== Your instructions ==
Transcribe everything in the data word for word. Pictures are left out.

++++++++++++++++++++

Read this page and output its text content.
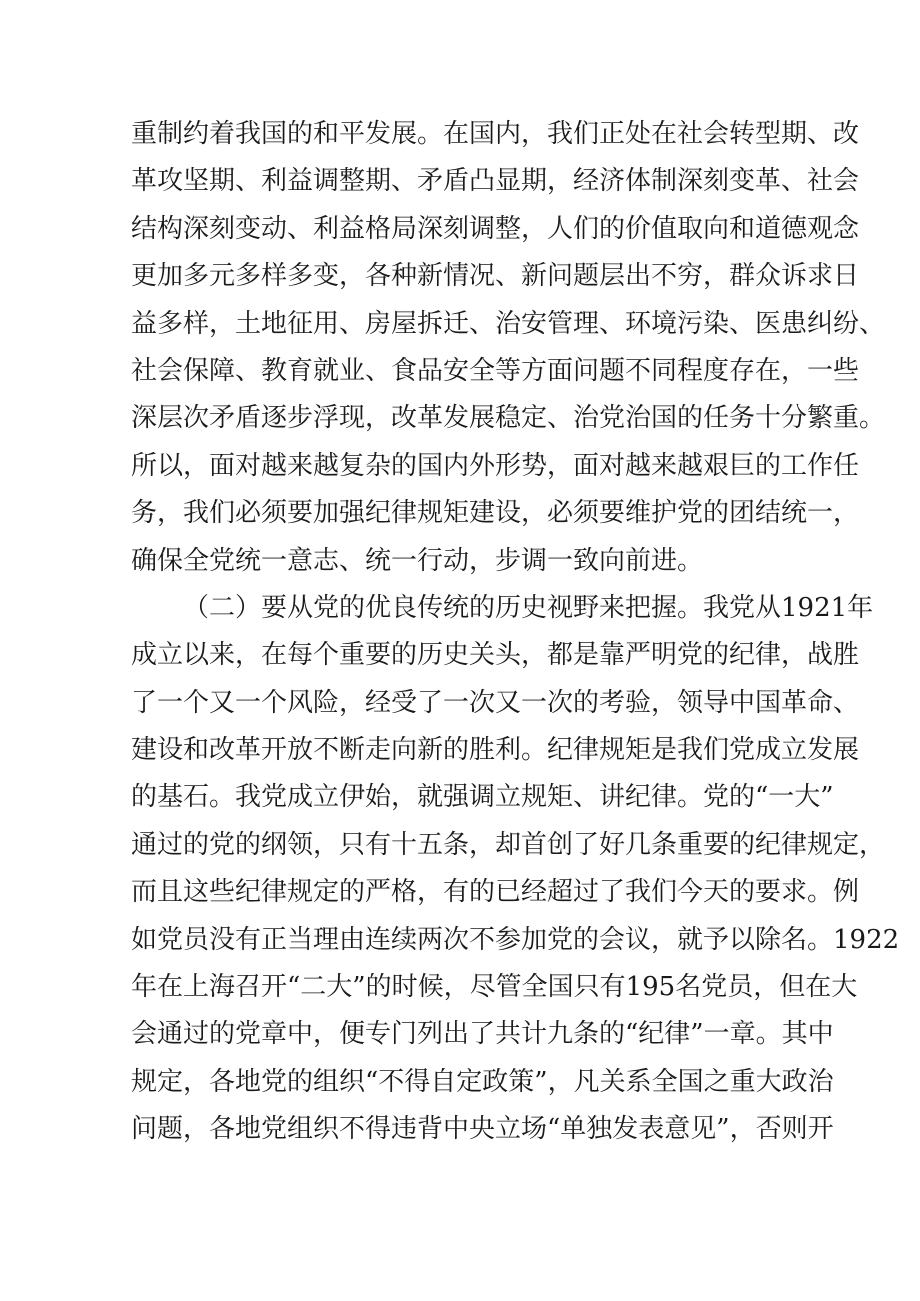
重制约着我国的和平发展。在国内，我们正处在社会转型期、改
革攻坚期、利益调整期、矛盾凸显期，经济体制深刻变革、社会
结构深刻变动、利益格局深刻调整，人们的价值取向和道德观念
更加多元多样多变，各种新情况、新问题层出不穷，群众诉求日
益多样，土地征用、房屋拆迁、治安管理、环境污染、医患纠纷、
社会保障、教育就业、食品安全等方面问题不同程度存在，一些
深层次矛盾逐步浮现，改革发展稳定、治党治国的任务十分繁重。
所以，面对越来越复杂的国内外形势，面对越来越艰巨的工作任
务，我们必须要加强纪律规矩建设，必须要维护党的团结统一，
确保全党统一意志、统一行动，步调一致向前进。
（二）要从党的优良传统的历史视野来把握。我党从1921年
成立以来，在每个重要的历史关头，都是靠严明党的纪律，战胜
了一个又一个风险，经受了一次又一次的考验，领导中国革命、
建设和改革开放不断走向新的胜利。纪律规矩是我们党成立发展
的基石。我党成立伊始，就强调立规矩、讲纪律。党的“一大”
通过的党的纲领，只有十五条，却首创了好几条重要的纪律规定，
而且这些纪律规定的严格，有的已经超过了我们今天的要求。例
如党员没有正当理由连续两次不参加党的会议，就予以除名。1922
年在上海召开“二大”的时候，尽管全国只有195名党员，但在大
会通过的党章中，便专门列出了共计九条的“纪律”一章。其中
规定，各地党的组织“不得自定政策”，凡关系全国之重大政治
问题，各地党组织不得违背中央立场“单独发表意见”，否则开
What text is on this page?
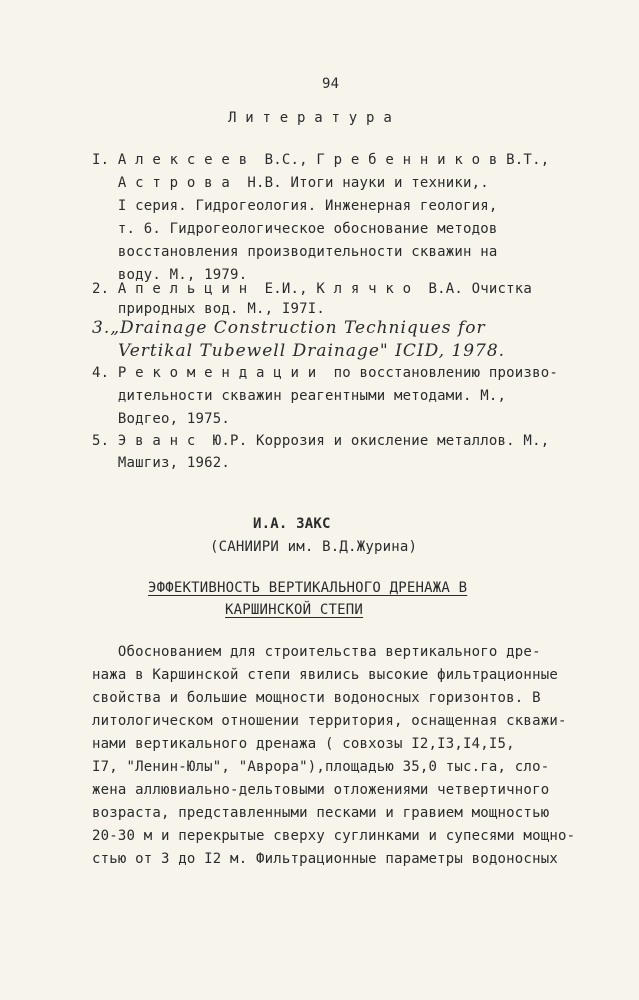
94
Л и т е р а т у р а
I. А л е к с е е в  В.С., Г р е б е н н и к о в В.Т.,
А с т р о в а  Н.В. Итоги науки и техники,.
I серия. Гидрогеология. Инженерная геология,
т. 6. Гидрогеологическое обоснование методов
восстановления производительности скважин на
воду. М., 1979.
2. А п е л ь ц и н  Е.И., К л я ч к о  В.А. Очистка
природных вод. М., I97I.
3.„Drainage Construction Techniques for
Vertikal Tubewell Drainage" ICID, 1978.
4. Р е к о м е н д а ц и и  по восстановлению произво-
дительности скважин реагентными методами. М.,
Водгео, 1975.
5. Э в а н с  Ю.Р. Коррозия и окисление металлов. М.,
Машгиз, 1962.
И.А. ЗАКС
(САНИИРИ им. В.Д.Журина)
ЭФФЕКТИВНОСТЬ ВЕРТИКАЛЬНОГО ДРЕНАЖА В
КАРШИНСКОЙ СТЕПИ
Обоснованием для строительства вертикального дре-
нажа в Каршинской степи явились высокие фильтрационные
свойства и большие мощности водоносных горизонтов. В
литологическом отношении территория, оснащенная скважи-
нами вертикального дренажа ( совхозы I2,I3,I4,I5,
I7, "Ленин-Юлы", "Аврора"),площадью 35,0 тыс.га, сло-
жена аллювиально-дельтовыми отложениями четвертичного
возраста, представленными песками и гравием мощностью
20-30 м и перекрытые сверху суглинками и супесями мощно-
стью от 3 до I2 м. Фильтрационные параметры водоносных
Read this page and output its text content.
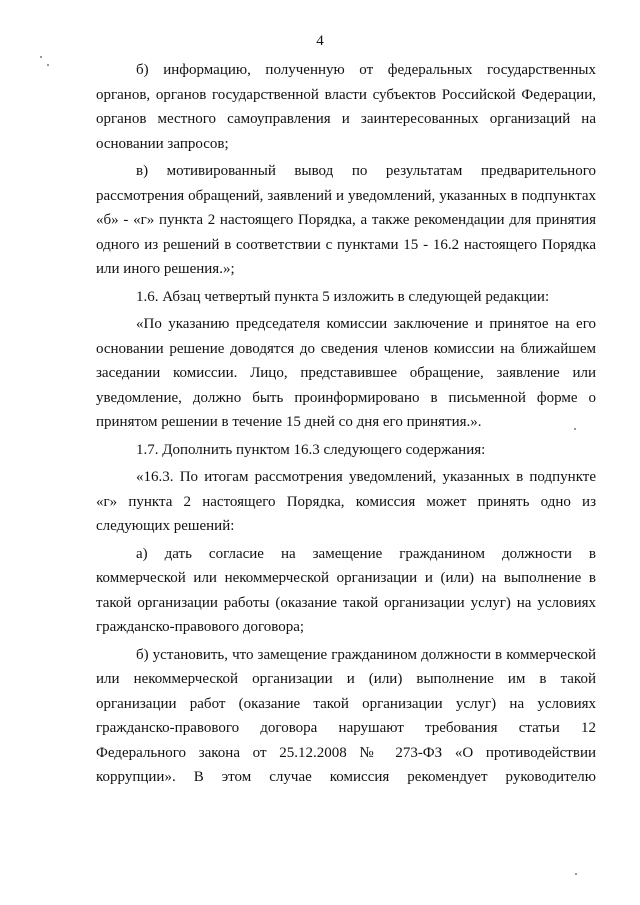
4

б) информацию, полученную от федеральных государственных органов, органов государственной власти субъектов Российской Федерации, органов местного самоуправления и заинтересованных организаций на основании запросов;

в) мотивированный вывод по результатам предварительного рассмотрения обращений, заявлений и уведомлений, указанных в подпунктах «б» - «г» пункта 2 настоящего Порядка, а также рекомендации для принятия одного из решений в соответствии с пунктами 15 - 16.2 настоящего Порядка или иного решения.»;

1.6. Абзац четвертый пункта 5 изложить в следующей редакции:

«По указанию председателя комиссии заключение и принятое на его основании решение доводятся до сведения членов комиссии на ближайшем заседании комиссии. Лицо, представившее обращение, заявление или уведомление, должно быть проинформировано в письменной форме о принятом решении в течение 15 дней со дня его принятия.».

1.7. Дополнить пунктом 16.3 следующего содержания:

«16.3. По итогам рассмотрения уведомлений, указанных в подпункте «г» пункта 2 настоящего Порядка, комиссия может принять одно из следующих решений:

а) дать согласие на замещение гражданином должности в коммерческой или некоммерческой организации и (или) на выполнение в такой организации работы (оказание такой организации услуг) на условиях гражданско-правового договора;

б) установить, что замещение гражданином должности в коммерческой или некоммерческой организации и (или) выполнение им в такой организации работ (оказание такой организации услуг) на условиях гражданско-правового договора нарушают требования статьи 12 Федерального закона от 25.12.2008 № 273-ФЗ «О противодействии коррупции». В этом случае комиссия рекомендует руководителю
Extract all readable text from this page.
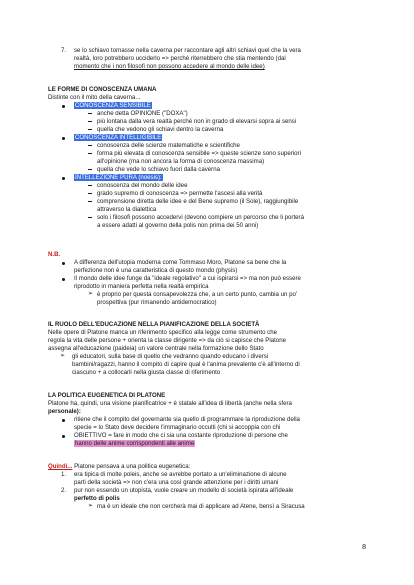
7. se lo schiavo tornasse nella caverna per raccontare agli altri schiavi quel che la vera
realtà, loro potrebbero ucciderlo => perché riterrebbero che stia mentendo (dal
momento che i non filosofi non possono accedere al mondo delle idee)
LE FORME DI CONOSCENZA UMANA
Distinte con il mito della caverna...
CONOSCENZA SENSIBILE
anche detta OPINIONE ("DOXA")
più lontana dalla vera realtà perché non in grado di elevarsi sopra ai sensi
quella che vedono gli schiavi dentro la caverna
CONOSCENZA INTELLIGIBILE
conoscenza delle scienze matematiche e scientifiche
forma più elevata di conoscenza sensibile => queste scienze sono superiori
all'opinione (ma non ancora la forma di conoscenza massima)
quella che vede lo schiavo fuori dalla caverna
INTELLEZIONE PURA (noesis):
conoscenza del mondo delle idee
grado supremo di conoscenza => permette l'ascesi alla verità
comprensione diretta delle idee e del Bene supremo (il Sole), raggiungibile
attraverso la dialettica
solo i filosofi possono accedervi (devono compiere un percorso che li porterà
a essere adatti al governo della polis non prima dei 50 anni)
N.B.
A differenza dell'utopia moderna come Tommaso Moro, Platone sa bene che la
perfezione non è una caratteristica di questo mondo (physis)
Il mondo delle idee funge da "ideale regolativo" a cui ispirarsi => ma non può essere
riprodotto in maniera perfetta nella realtà empirica
➢ è proprio per questa consapevolezza che, a un certo punto, cambia un po'
prospettiva (pur rimanendo antidemocratico)
IL RUOLO DELL'EDUCAZIONE NELLA PIANIFICAZIONE DELLA SOCIETÀ
Nelle opere di Platone manca un riferimento specifico alla legge come strumento che
regola la vita delle persone + orienta la classe dirigente => da ciò si capisce che Platone
assegna all'educazione (paideia) un valore centrale nella formazione dello Stato
➢ gli educatori, sulla base di quello che vedranno quando educano i diversi
bambini/ragazzi, hanno il compito di capire qual è l'anima prevalente c'è all'interno di
ciascuno + a collocarli nella giusta classe di riferimento
LA POLITICA EUGENETICA DI PLATONE
Platone ha, quindi, una visione pianificatrice + è statale all'idea di libertà (anche nella sfera
personale):
ritiene che il compito del governante sia quello di programmare la riproduzione della
specie = lo Stato deve decidere l'immaginario occulti (chi si accoppia con chi
OBIETTIVO = fare in modo che ci sia una costante riproduzione di persone che
hanno delle anime corrispondenti alle anime
Quindi... Platone pensava a una politica eugenetica:
1. era tipica di molte poleis, anche se avrebbe portato a un'eliminazione di alcune
parti della società => non c'era una così grande attenzione per i diritti umani
2. pur non essendo un utopista, vuole creare un modello di società ispirata all'ideale
perfetto di polis
➢ ma è un ideale che non cercherà mai di applicare ad Atene, bensì a Siracusa
8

++++++++++++++++++++

== Problem solution ==
Read this page and output its text content.
重制约着我国的和平发展。在国内，我们正处在社会转型期、改
革攻坚期、利益调整期、矛盾凸显期，经济体制深刻变革、社会
结构深刻变动、利益格局深刻调整，人们的价值取向和道德观念
更加多元多样多变，各种新情况、新问题层出不穷，群众诉求日
益多样，土地征用、房屋拆迁、治安管理、环境污染、医患纠纷、
社会保障、教育就业、食品安全等方面问题不同程度存在，一些
深层次矛盾逐步浮现，改革发展稳定、治党治国的任务十分繁重。
所以，面对越来越复杂的国内外形势，面对越来越艰巨的工作任
务，我们必须要加强纪律规矩建设，必须要维护党的团结统一，
确保全党统一意志、统一行动，步调一致向前进。
（二）要从党的优良传统的历史视野来把握。我党从1921年
成立以来，在每个重要的历史关头，都是靠严明党的纪律，战胜
了一个又一个风险，经受了一次又一次的考验，领导中国革命、
建设和改革开放不断走向新的胜利。纪律规矩是我们党成立发展
的基石。我党成立伊始，就强调立规矩、讲纪律。党的“一大”
通过的党的纲领，只有十五条，却首创了好几条重要的纪律规定，
而且这些纪律规定的严格，有的已经超过了我们今天的要求。例
如党员没有正当理由连续两次不参加党的会议，就予以除名。1922
年在上海召开“二大”的时候，尽管全国只有195名党员，但在大
会通过的党章中，便专门列出了共计九条的“纪律”一章。其中
规定，各地党的组织“不得自定政策”，凡关系全国之重大政治
问题，各地党组织不得违背中央立场“单独发表意见”，否则开
What text is on this page?
94
Л и т е р а т у р а
I. А л е к с е е в  В.С., Г р е б е н н и к о в В.Т.,
А с т р о в а  Н.В. Итоги науки и техники,.
I серия. Гидрогеология. Инженерная геология,
т. 6. Гидрогеологическое обоснование методов
восстановления производительности скважин на
воду. М., 1979.
2. А п е л ь ц и н  Е.И., К л я ч к о  В.А. Очистка
природных вод. М., I97I.
3.„Drainage Construction Techniques for
Vertikal Tubewell Drainage" ICID, 1978.
4. Р е к о м е н д а ц и и  по восстановлению произво-
дительности скважин реагентными методами. М.,
Водгео, 1975.
5. Э в а н с  Ю.Р. Коррозия и окисление металлов. М.,
Машгиз, 1962.
И.А. ЗАКС
(САНИИРИ им. В.Д.Журина)
ЭФФЕКТИВНОСТЬ ВЕРТИКАЛЬНОГО ДРЕНАЖА В
КАРШИНСКОЙ СТЕПИ
Обоснованием для строительства вертикального дре-
нажа в Каршинской степи явились высокие фильтрационные
свойства и большие мощности водоносных горизонтов. В
литологическом отношении территория, оснащенная скважи-
нами вертикального дренажа ( совхозы I2,I3,I4,I5,
I7, "Ленин-Юлы", "Аврора"),площадью 35,0 тыс.га, сло-
жена аллювиально-дельтовыми отложениями четвертичного
возраста, представленными песками и гравием мощностью
20-30 м и перекрытые сверху суглинками и супесями мощно-
стью от 3 до I2 м. Фильтрационные параметры водоносных
Read this page and output its text content.
4

б) информацию, полученную от федеральных государственных органов, органов государственной власти субъектов Российской Федерации, органов местного самоуправления и заинтересованных организаций на основании запросов;

в) мотивированный вывод по результатам предварительного рассмотрения обращений, заявлений и уведомлений, указанных в подпунктах «б» - «г» пункта 2 настоящего Порядка, а также рекомендации для принятия одного из решений в соответствии с пунктами 15 - 16.2 настоящего Порядка или иного решения.»;

1.6. Абзац четвертый пункта 5 изложить в следующей редакции:

«По указанию председателя комиссии заключение и принятое на его основании решение доводятся до сведения членов комиссии на ближайшем заседании комиссии. Лицо, представившее обращение, заявление или уведомление, должно быть проинформировано в письменной форме о принятом решении в течение 15 дней со дня его принятия.».

1.7. Дополнить пунктом 16.3 следующего содержания:

«16.3. По итогам рассмотрения уведомлений, указанных в подпункте «г» пункта 2 настоящего Порядка, комиссия может принять одно из следующих решений:

а) дать согласие на замещение гражданином должности в коммерческой или некоммерческой организации и (или) на выполнение в такой организации работы (оказание такой организации услуг) на условиях гражданско-правового договора;

б) установить, что замещение гражданином должности в коммерческой или некоммерческой организации и (или) выполнение им в такой организации работ (оказание такой организации услуг) на условиях гражданско-правового договора нарушают требования статьи 12 Федерального закона от 25.12.2008 № 273-ФЗ «О противодействии коррупции». В этом случае комиссия рекомендует руководителю
Extract all readable text from this page.
7. se lo schiavo tornasse nella caverna per raccontare agli altri schiavi quel che la vera
realtà, loro potrebbero ucciderlo => perché riterrebbero che stia mentendo (dal
momento che i non filosofi non possono accedere al mondo delle idee)
LE FORME DI CONOSCENZA UMANA
Distinte con il mito della caverna...
CONOSCENZA SENSIBILE
anche detta OPINIONE ("DOXA")
più lontana dalla vera realtà perché non in grado di elevarsi sopra ai sensi
quella che vedono gli schiavi dentro la caverna
CONOSCENZA INTELLIGIBILE
conoscenza delle scienze matematiche e scientifiche
forma più elevata di conoscenza sensibile => queste scienze sono superiori
all'opinione (ma non ancora la forma di conoscenza massima)
quella che vede lo schiavo fuori dalla caverna
INTELLEZIONE PURA (noesis):
conoscenza del mondo delle idee
grado supremo di conoscenza => permette l'ascesi alla verità
comprensione diretta delle idee e del Bene supremo (il Sole), raggiungibile
attraverso la dialettica
solo i filosofi possono accedervi (devono compiere un percorso che li porterà
a essere adatti al governo della polis non prima dei 50 anni)
N.B.
A differenza dell'utopia moderna come Tommaso Moro, Platone sa bene che la
perfezione non è una caratteristica di questo mondo (physis)
Il mondo delle idee funge da "ideale regolativo" a cui ispirarsi => ma non può essere
riprodotto in maniera perfetta nella realtà empirica
➢ è proprio per questa consapevolezza che, a un certo punto, cambia un po'
prospettiva (pur rimanendo antidemocratico)
IL RUOLO DELL'EDUCAZIONE NELLA PIANIFICAZIONE DELLA SOCIETÀ
Nelle opere di Platone manca un riferimento specifico alla legge come strumento che
regola la vita delle persone + orienta la classe dirigente => da ciò si capisce che Platone
assegna all'educazione (paideia) un valore centrale nella formazione dello Stato
➢ gli educatori, sulla base di quello che vedranno quando educano i diversi
bambini/ragazzi, hanno il compito di capire qual è l'anima prevalente c'è all'interno di
ciascuno + a collocarli nella giusta classe di riferimento
LA POLITICA EUGENETICA DI PLATONE
Platone ha, quindi, una visione pianificatrice + è statale all'idea di libertà (anche nella sfera
personale):
ritiene che il compito del governante sia quello di programmare la riproduzione della
specie = lo Stato deve decidere l'immaginario occulti (chi si accoppia con chi
OBIETTIVO = fare in modo che ci sia una costante riproduzione di persone che
hanno delle anime corrispondenti alle anime
Quindi... Platone pensava a una politica eugenetica:
1. era tipica di molte poleis, anche se avrebbe portato a un'eliminazione di alcune
parti della società => non c'era una così grande attenzione per i diritti umani
2. pur non essendo un utopista, vuole creare un modello di società ispirata all'ideale
perfetto di polis
➢ ma è un ideale che non cercherà mai di applicare ad Atene, bensì a Siracusa
8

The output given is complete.